Can you copy out verbatim the part of the records that opens with the line containing "candle-body (5, 420, 20, 436)" and closes with the line containing "x-tick-label: 05/10 (74, 589, 107, 604)", including both of those lines?

┌──

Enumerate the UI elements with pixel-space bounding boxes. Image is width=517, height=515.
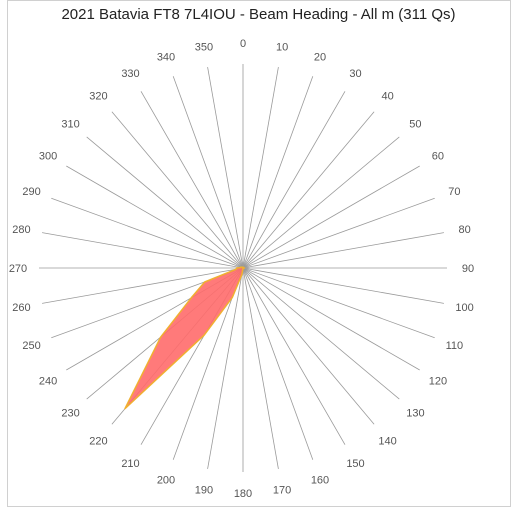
angle-label-280: 280: [12, 224, 30, 236]
spoke-80: [242, 232, 444, 269]
spoke-50: [242, 136, 400, 269]
spoke-200: [172, 267, 244, 460]
angle-label-330: 330: [121, 68, 139, 80]
angle-label-320: 320: [89, 91, 107, 103]
spoke-340: [172, 76, 244, 269]
angle-label-80: 80: [458, 224, 470, 236]
spoke-140: [242, 267, 375, 425]
spoke-330: [140, 91, 244, 269]
angle-label-190: 190: [195, 485, 213, 497]
angle-label-40: 40: [381, 91, 393, 103]
spoke-290: [51, 197, 244, 269]
angle-label-20: 20: [314, 52, 326, 64]
spoke-10: [242, 67, 279, 269]
angle-label-350: 350: [195, 41, 213, 53]
chart-frame: [7, 0, 511, 507]
spoke-160: [242, 267, 314, 460]
angle-label-290: 290: [22, 186, 40, 198]
spoke-150: [242, 267, 346, 445]
spoke-310: [86, 136, 244, 269]
angle-label-180: 180: [234, 488, 252, 500]
spoke-260: [42, 267, 244, 304]
angle-label-70: 70: [448, 186, 460, 198]
angle-label-250: 250: [22, 340, 40, 352]
spoke-130: [242, 267, 400, 400]
spoke-40: [242, 111, 375, 269]
angle-label-230: 230: [61, 408, 79, 420]
angle-label-100: 100: [455, 302, 473, 314]
series-area-0: [124, 266, 246, 410]
angle-label-60: 60: [432, 151, 444, 163]
angle-label-210: 210: [121, 458, 139, 470]
spoke-350: [207, 67, 244, 269]
angle-label-30: 30: [349, 68, 361, 80]
angle-label-140: 140: [378, 435, 396, 447]
angle-label-200: 200: [157, 474, 175, 486]
angle-label-310: 310: [61, 118, 79, 130]
spoke-120: [242, 267, 420, 371]
angle-label-130: 130: [406, 408, 424, 420]
angle-label-150: 150: [346, 458, 364, 470]
angle-label-270: 270: [9, 263, 27, 275]
spoke-190: [207, 267, 244, 469]
spoke-320: [111, 111, 244, 269]
spoke-70: [242, 197, 435, 269]
spoke-100: [242, 267, 444, 304]
angle-label-160: 160: [311, 474, 329, 486]
angle-label-240: 240: [39, 376, 57, 388]
spoke-110: [242, 267, 435, 339]
angle-label-300: 300: [39, 151, 57, 163]
angle-label-50: 50: [409, 118, 421, 130]
chart-title: 2021 Batavia FT8 7L4IOU - Beam Heading -…: [61, 6, 456, 23]
angle-label-120: 120: [429, 376, 447, 388]
spoke-60: [242, 165, 420, 269]
angle-label-10: 10: [276, 41, 288, 53]
angle-label-110: 110: [446, 340, 464, 352]
spoke-170: [242, 267, 279, 469]
spoke-280: [42, 232, 244, 269]
spoke-20: [242, 76, 314, 269]
angle-label-260: 260: [12, 302, 30, 314]
angle-label-220: 220: [89, 435, 107, 447]
spoke-30: [242, 91, 346, 269]
angle-label-0: 0: [240, 38, 246, 50]
angle-label-340: 340: [157, 52, 175, 64]
angle-label-170: 170: [273, 485, 291, 497]
spoke-300: [66, 165, 244, 269]
angle-label-90: 90: [462, 263, 474, 275]
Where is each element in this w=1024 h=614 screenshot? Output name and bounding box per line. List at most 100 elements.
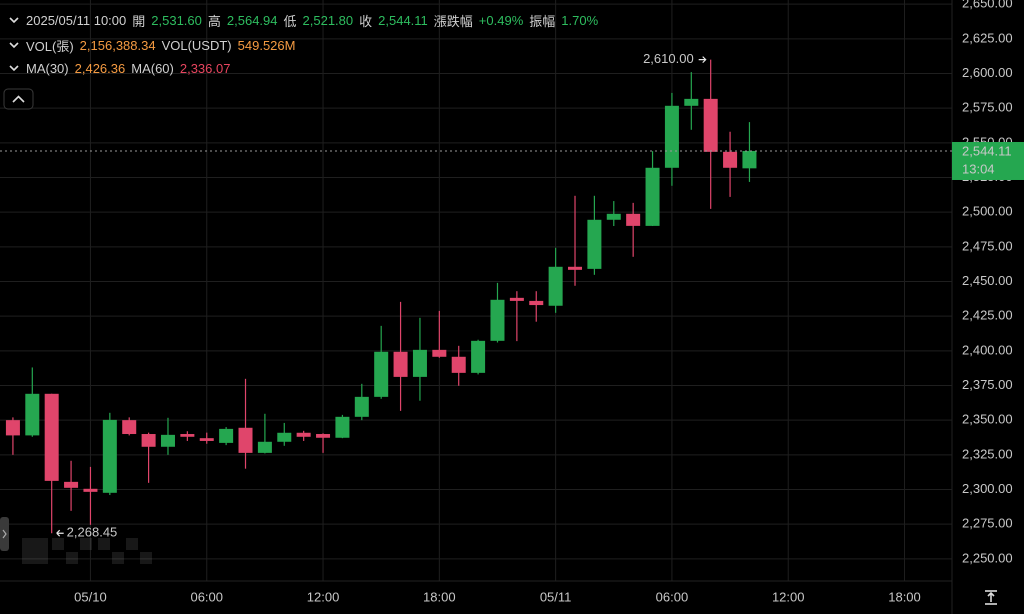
candle-body (5, 420, 20, 436)
y-tick-label: 2,450.00 (962, 273, 1013, 288)
watermark (22, 538, 152, 564)
candle-body (141, 434, 156, 447)
candle-body (587, 219, 602, 269)
value: +0.49% (478, 12, 524, 28)
candle-body (25, 393, 40, 436)
label: 高 (207, 13, 221, 29)
candle-body (548, 266, 563, 306)
candle-body (723, 151, 738, 168)
x-tick-label: 05/10 (74, 589, 107, 604)
candle-body (238, 427, 253, 453)
last-price-label: 2,544.11 (962, 143, 1012, 158)
candle-body (703, 98, 718, 152)
side-tab-icon (2, 529, 7, 539)
candle-body (102, 419, 117, 493)
x-tick-label: 12:00 (307, 589, 340, 604)
candle-body (684, 98, 699, 106)
y-tick-label: 2,250.00 (962, 550, 1013, 565)
y-tick-label: 2,400.00 (962, 342, 1013, 357)
y-tick-label: 2,425.00 (962, 308, 1013, 323)
label: 振幅 (529, 13, 556, 29)
datetime: 2025/05/11 10:00 (26, 12, 127, 28)
value: 2,564.94 (226, 12, 278, 28)
y-tick-label: 2,375.00 (962, 377, 1013, 392)
candle-body (180, 434, 195, 437)
low-label: 2,268.45 (67, 525, 118, 540)
x-tick-label: 06:00 (190, 589, 223, 604)
candle-body (296, 432, 311, 437)
x-tick-label: 05/11 (540, 589, 572, 604)
candle-body (354, 396, 369, 417)
label: 低 (283, 13, 297, 29)
ohlc-row: 2025/05/11 10:00 開 2,531.60 高 2,564.94 低 2,… (8, 11, 598, 29)
y-tick-label: 2,575.00 (962, 100, 1013, 115)
row-toggle[interactable] (8, 14, 20, 26)
candle-body (412, 349, 427, 377)
candle-body (160, 434, 175, 447)
row-toggle[interactable] (8, 62, 20, 74)
candle-body (568, 266, 583, 270)
value: 2,426.36 (74, 60, 126, 76)
value: 2,521.80 (302, 12, 354, 28)
candle-body (393, 351, 408, 377)
candle-body (64, 481, 79, 488)
ma-row: MA(30) 2,426.36 MA(60) 2,336.07 (8, 59, 230, 77)
candle-body (645, 167, 660, 226)
y-tick-label: 2,325.00 (962, 446, 1013, 461)
value: 1.70% (561, 12, 599, 28)
candle-body (471, 340, 486, 373)
x-tick-label: 12:00 (772, 589, 805, 604)
candle-body (316, 434, 331, 438)
reset-axis-button[interactable] (985, 590, 997, 605)
candle-body (44, 393, 59, 481)
candle-body (451, 356, 466, 373)
row-toggle[interactable] (8, 39, 20, 51)
candle-body (122, 420, 137, 435)
y-tick-label: 2,300.00 (962, 481, 1013, 496)
collapse-button[interactable] (3, 88, 34, 110)
label: VOL(張) (26, 38, 74, 54)
candle-body (626, 213, 641, 226)
candle-body (83, 488, 98, 492)
candle-body (374, 351, 389, 397)
last-price-badge (952, 141, 1024, 180)
high-label: 2,610.00 (643, 51, 694, 66)
label: 開 (132, 13, 146, 29)
value: 2,531.60 (151, 12, 202, 28)
y-tick-label: 2,475.00 (962, 238, 1013, 253)
candle-body (335, 416, 350, 438)
label: VOL(USDT) (161, 37, 232, 53)
value: 2,156,388.34 (79, 37, 156, 53)
collapse-icon (12, 95, 25, 103)
x-tick-label: 06:00 (656, 589, 689, 604)
label: MA(30) (26, 60, 69, 76)
high-arrow (698, 56, 707, 64)
low-arrow (56, 529, 64, 537)
value: 549.526M (237, 37, 296, 53)
candle-body (529, 300, 544, 306)
y-tick-label: 2,350.00 (962, 412, 1013, 427)
candle-body (219, 428, 234, 443)
y-tick-label: 2,650.00 (962, 0, 1013, 11)
y-tick-label: 2,500.00 (962, 204, 1013, 219)
y-tick-label: 2,625.00 (962, 30, 1013, 45)
candle-body (257, 441, 272, 453)
label: MA(60) (131, 60, 174, 76)
y-tick-label: 2,275.00 (962, 516, 1013, 531)
label: 漲跌幅 (433, 13, 473, 29)
value: 2,544.11 (378, 12, 428, 28)
volume-row: VOL(張) 2,156,388.34 VOL(USDT) 549.526M (8, 36, 295, 54)
side-tab[interactable] (0, 517, 9, 551)
x-tick-label: 18:00 (888, 589, 921, 604)
candle-body (199, 438, 214, 441)
y-tick-label: 2,600.00 (962, 65, 1013, 80)
x-tick-label: 18:00 (423, 589, 456, 604)
value: 2,336.07 (179, 60, 231, 76)
candle-body (742, 150, 757, 169)
candle-body (664, 105, 679, 168)
candle-body (432, 349, 447, 357)
candle-body (490, 299, 505, 341)
countdown-label: 13:04 (962, 161, 995, 176)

└──

** Reply to the exercise **
candle-body (5, 420, 20, 436)
y-tick-label: 2,450.00 (962, 273, 1013, 288)
watermark (22, 538, 152, 564)
candle-body (141, 434, 156, 447)
candle-body (587, 219, 602, 269)
value: +0.49% (478, 12, 524, 28)
candle-body (25, 393, 40, 436)
label: 高 (207, 13, 221, 29)
candle-body (548, 266, 563, 306)
candle-body (723, 151, 738, 168)
x-tick-label: 05/10 (74, 589, 107, 604)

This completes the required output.